# GIVEN INSTRUCTION:
Every line with the string "устройство" should be gathered.

Saved entries

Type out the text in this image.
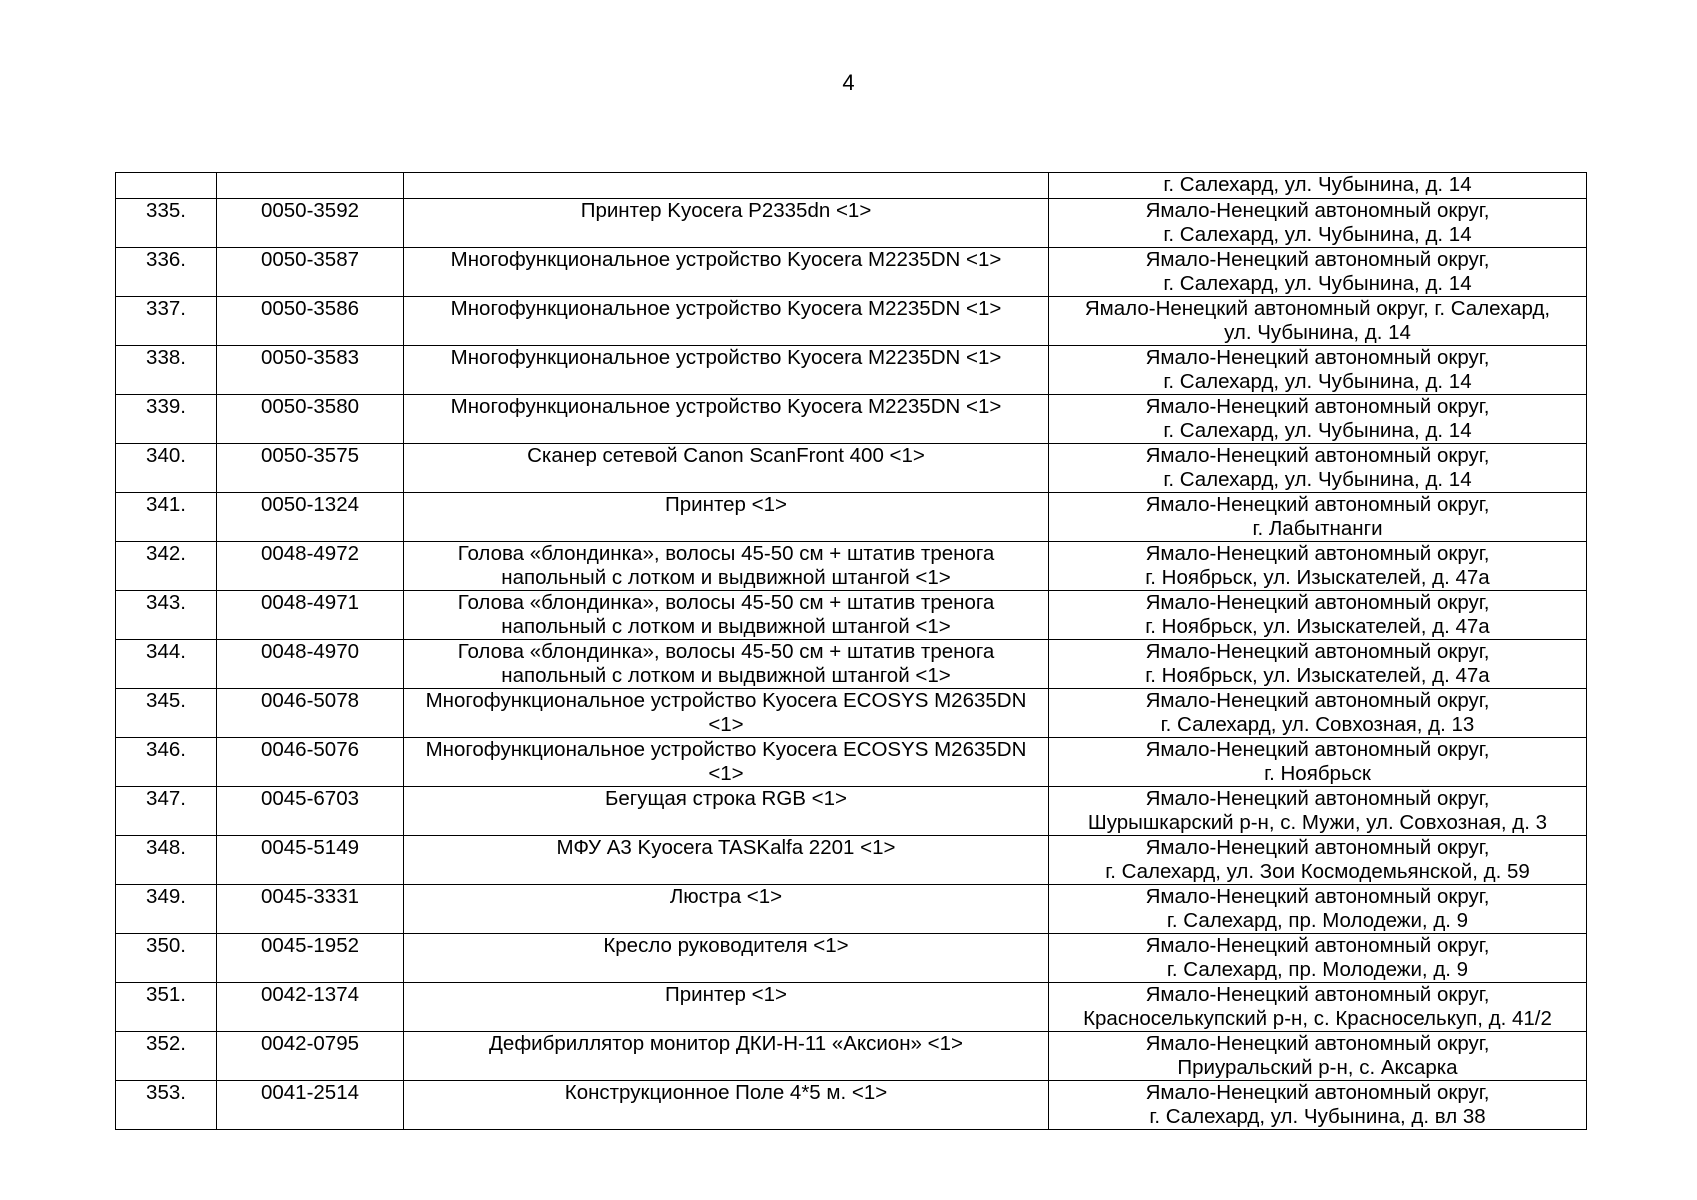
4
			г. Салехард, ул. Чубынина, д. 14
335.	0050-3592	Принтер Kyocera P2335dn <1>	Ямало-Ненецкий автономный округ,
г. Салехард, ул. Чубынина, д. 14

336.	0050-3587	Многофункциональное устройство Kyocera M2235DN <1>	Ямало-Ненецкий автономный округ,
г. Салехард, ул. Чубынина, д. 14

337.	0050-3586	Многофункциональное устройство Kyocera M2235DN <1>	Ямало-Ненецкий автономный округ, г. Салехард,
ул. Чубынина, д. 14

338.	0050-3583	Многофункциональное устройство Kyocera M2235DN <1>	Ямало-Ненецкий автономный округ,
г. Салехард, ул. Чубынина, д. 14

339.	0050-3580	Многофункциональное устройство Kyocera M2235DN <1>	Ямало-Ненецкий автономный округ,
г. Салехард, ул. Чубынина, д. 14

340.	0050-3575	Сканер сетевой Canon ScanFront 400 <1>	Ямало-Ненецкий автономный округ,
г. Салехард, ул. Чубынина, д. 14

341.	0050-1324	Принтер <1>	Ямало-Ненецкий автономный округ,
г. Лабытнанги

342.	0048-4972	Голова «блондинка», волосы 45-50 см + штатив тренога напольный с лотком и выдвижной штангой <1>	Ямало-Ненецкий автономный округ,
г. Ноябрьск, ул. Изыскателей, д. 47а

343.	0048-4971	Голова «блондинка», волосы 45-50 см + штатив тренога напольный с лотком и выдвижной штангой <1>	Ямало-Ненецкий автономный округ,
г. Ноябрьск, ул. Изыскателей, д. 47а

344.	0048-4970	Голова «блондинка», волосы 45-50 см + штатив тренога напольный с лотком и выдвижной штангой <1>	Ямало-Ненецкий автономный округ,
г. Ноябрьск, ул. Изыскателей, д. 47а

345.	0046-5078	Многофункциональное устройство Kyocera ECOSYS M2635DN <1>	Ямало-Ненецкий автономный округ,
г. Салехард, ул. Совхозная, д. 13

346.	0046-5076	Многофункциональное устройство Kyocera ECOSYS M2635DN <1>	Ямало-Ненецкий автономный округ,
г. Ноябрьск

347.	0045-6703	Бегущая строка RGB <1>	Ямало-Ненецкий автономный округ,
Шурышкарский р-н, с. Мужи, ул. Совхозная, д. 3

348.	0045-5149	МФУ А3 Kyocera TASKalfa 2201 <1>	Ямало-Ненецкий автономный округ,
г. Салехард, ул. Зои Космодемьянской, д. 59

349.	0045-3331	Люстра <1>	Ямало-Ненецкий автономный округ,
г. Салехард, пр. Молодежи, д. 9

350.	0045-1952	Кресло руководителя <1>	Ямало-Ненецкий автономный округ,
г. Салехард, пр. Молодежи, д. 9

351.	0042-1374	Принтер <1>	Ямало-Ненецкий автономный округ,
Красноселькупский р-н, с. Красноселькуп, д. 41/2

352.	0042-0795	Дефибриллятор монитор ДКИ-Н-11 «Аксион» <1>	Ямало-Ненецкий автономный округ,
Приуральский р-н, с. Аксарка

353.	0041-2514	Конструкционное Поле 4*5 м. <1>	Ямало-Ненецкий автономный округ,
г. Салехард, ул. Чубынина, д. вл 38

# SOLUTION FOR THIS EXERCISE:
336.	0050-3587	Многофункциональное устройство Kyocera M2235DN <1>	Ямало-Ненецкий автономный округ,
337.	0050-3586	Многофункциональное устройство Kyocera M2235DN <1>	Ямало-Ненецкий автономный округ, г. Салехард,
338.	0050-3583	Многофункциональное устройство Kyocera M2235DN <1>	Ямало-Ненецкий автономный округ,
339.	0050-3580	Многофункциональное устройство Kyocera M2235DN <1>	Ямало-Ненецкий автономный округ,
345.	0046-5078	Многофункциональное устройство Kyocera ECOSYS M2635DN <1>	Ямало-Ненецкий автономный округ,
346.	0046-5076	Многофункциональное устройство Kyocera ECOSYS M2635DN <1>	Ямало-Ненецкий автономный округ,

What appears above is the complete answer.